** Begin DATA LISTING **

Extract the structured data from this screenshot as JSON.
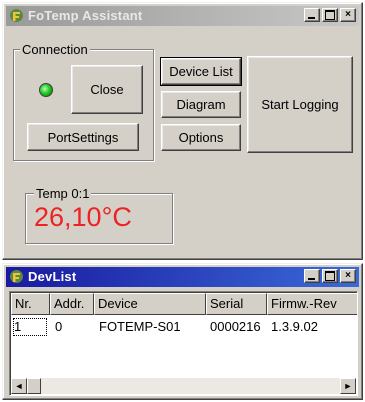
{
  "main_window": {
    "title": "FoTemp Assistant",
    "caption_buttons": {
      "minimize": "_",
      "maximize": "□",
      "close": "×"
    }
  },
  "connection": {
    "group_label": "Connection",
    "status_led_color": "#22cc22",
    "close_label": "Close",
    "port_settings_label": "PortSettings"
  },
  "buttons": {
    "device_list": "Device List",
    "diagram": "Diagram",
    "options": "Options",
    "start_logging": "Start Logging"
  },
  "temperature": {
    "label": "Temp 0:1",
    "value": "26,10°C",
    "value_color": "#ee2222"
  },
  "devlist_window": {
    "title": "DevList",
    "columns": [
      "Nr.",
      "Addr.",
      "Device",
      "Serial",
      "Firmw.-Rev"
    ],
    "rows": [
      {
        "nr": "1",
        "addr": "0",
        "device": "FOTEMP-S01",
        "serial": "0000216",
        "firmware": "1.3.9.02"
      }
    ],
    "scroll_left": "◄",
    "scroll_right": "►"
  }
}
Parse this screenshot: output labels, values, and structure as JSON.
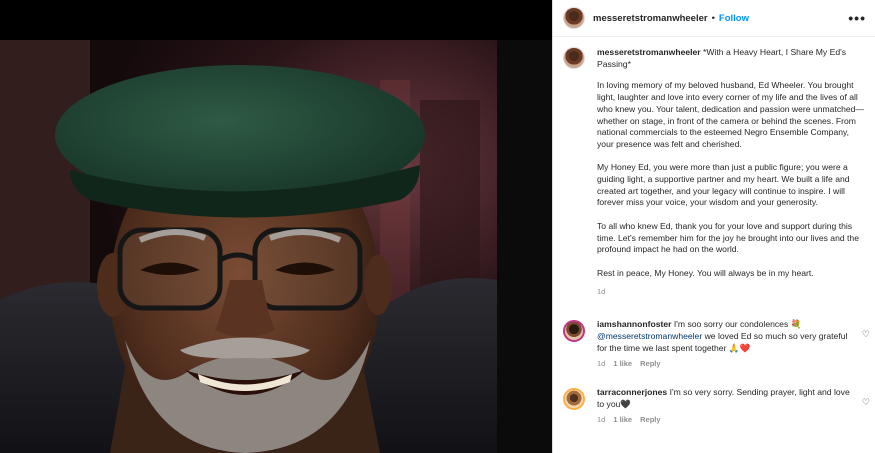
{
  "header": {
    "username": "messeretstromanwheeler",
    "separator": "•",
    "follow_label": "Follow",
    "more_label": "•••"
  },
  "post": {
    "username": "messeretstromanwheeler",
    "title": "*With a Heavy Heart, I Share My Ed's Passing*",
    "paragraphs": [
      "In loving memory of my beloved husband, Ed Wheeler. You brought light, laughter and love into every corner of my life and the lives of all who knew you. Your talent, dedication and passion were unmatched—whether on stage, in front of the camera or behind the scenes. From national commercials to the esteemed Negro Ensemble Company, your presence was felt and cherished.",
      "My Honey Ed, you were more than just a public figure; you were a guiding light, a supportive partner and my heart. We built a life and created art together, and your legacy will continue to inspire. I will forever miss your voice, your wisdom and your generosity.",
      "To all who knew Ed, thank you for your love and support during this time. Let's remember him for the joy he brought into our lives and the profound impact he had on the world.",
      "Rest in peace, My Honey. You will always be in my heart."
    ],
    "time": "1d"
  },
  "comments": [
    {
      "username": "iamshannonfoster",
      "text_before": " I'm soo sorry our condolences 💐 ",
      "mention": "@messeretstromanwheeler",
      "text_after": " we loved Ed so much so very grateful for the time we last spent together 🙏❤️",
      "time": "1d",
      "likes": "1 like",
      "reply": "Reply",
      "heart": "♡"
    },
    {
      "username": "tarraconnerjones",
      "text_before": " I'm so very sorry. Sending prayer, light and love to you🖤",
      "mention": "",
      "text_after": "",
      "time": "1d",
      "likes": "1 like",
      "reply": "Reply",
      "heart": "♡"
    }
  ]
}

** End DATA LISTING **

DIRECTIONS FOR THIS TASK
Reproduce the material word for word. Any pictures should be left out of the copy.

RESPONSE TO THIS EXERCISE
Extract the structured data from this screenshot as JSON.
{
  "main_window": {
    "title": "FoTemp Assistant",
    "caption_buttons": {
      "minimize": "_",
      "maximize": "□",
      "close": "×"
    }
  },
  "connection": {
    "group_label": "Connection",
    "status_led_color": "#22cc22",
    "close_label": "Close",
    "port_settings_label": "PortSettings"
  },
  "buttons": {
    "device_list": "Device List",
    "diagram": "Diagram",
    "options": "Options",
    "start_logging": "Start Logging"
  },
  "temperature": {
    "label": "Temp 0:1",
    "value": "26,10°C",
    "value_color": "#ee2222"
  },
  "devlist_window": {
    "title": "DevList",
    "columns": [
      "Nr.",
      "Addr.",
      "Device",
      "Serial",
      "Firmw.-Rev"
    ],
    "rows": [
      {
        "nr": "1",
        "addr": "0",
        "device": "FOTEMP-S01",
        "serial": "0000216",
        "firmware": "1.3.9.02"
      }
    ],
    "scroll_left": "◄",
    "scroll_right": "►"
  }
}
Parse this screenshot: output labels, values, and structure as JSON.
{
  "header": {
    "username": "messeretstromanwheeler",
    "separator": "•",
    "follow_label": "Follow",
    "more_label": "•••"
  },
  "post": {
    "username": "messeretstromanwheeler",
    "title": "*With a Heavy Heart, I Share My Ed's Passing*",
    "paragraphs": [
      "In loving memory of my beloved husband, Ed Wheeler. You brought light, laughter and love into every corner of my life and the lives of all who knew you. Your talent, dedication and passion were unmatched—whether on stage, in front of the camera or behind the scenes. From national commercials to the esteemed Negro Ensemble Company, your presence was felt and cherished.",
      "My Honey Ed, you were more than just a public figure; you were a guiding light, a supportive partner and my heart. We built a life and created art together, and your legacy will continue to inspire. I will forever miss your voice, your wisdom and your generosity.",
      "To all who knew Ed, thank you for your love and support during this time. Let's remember him for the joy he brought into our lives and the profound impact he had on the world.",
      "Rest in peace, My Honey. You will always be in my heart."
    ],
    "time": "1d"
  },
  "comments": [
    {
      "username": "iamshannonfoster",
      "text_before": " I'm soo sorry our condolences 💐 ",
      "mention": "@messeretstromanwheeler",
      "text_after": " we loved Ed so much so very grateful for the time we last spent together 🙏❤️",
      "time": "1d",
      "likes": "1 like",
      "reply": "Reply",
      "heart": "♡"
    },
    {
      "username": "tarraconnerjones",
      "text_before": " I'm so very sorry. Sending prayer, light and love to you🖤",
      "mention": "",
      "text_after": "",
      "time": "1d",
      "likes": "1 like",
      "reply": "Reply",
      "heart": "♡"
    }
  ]
}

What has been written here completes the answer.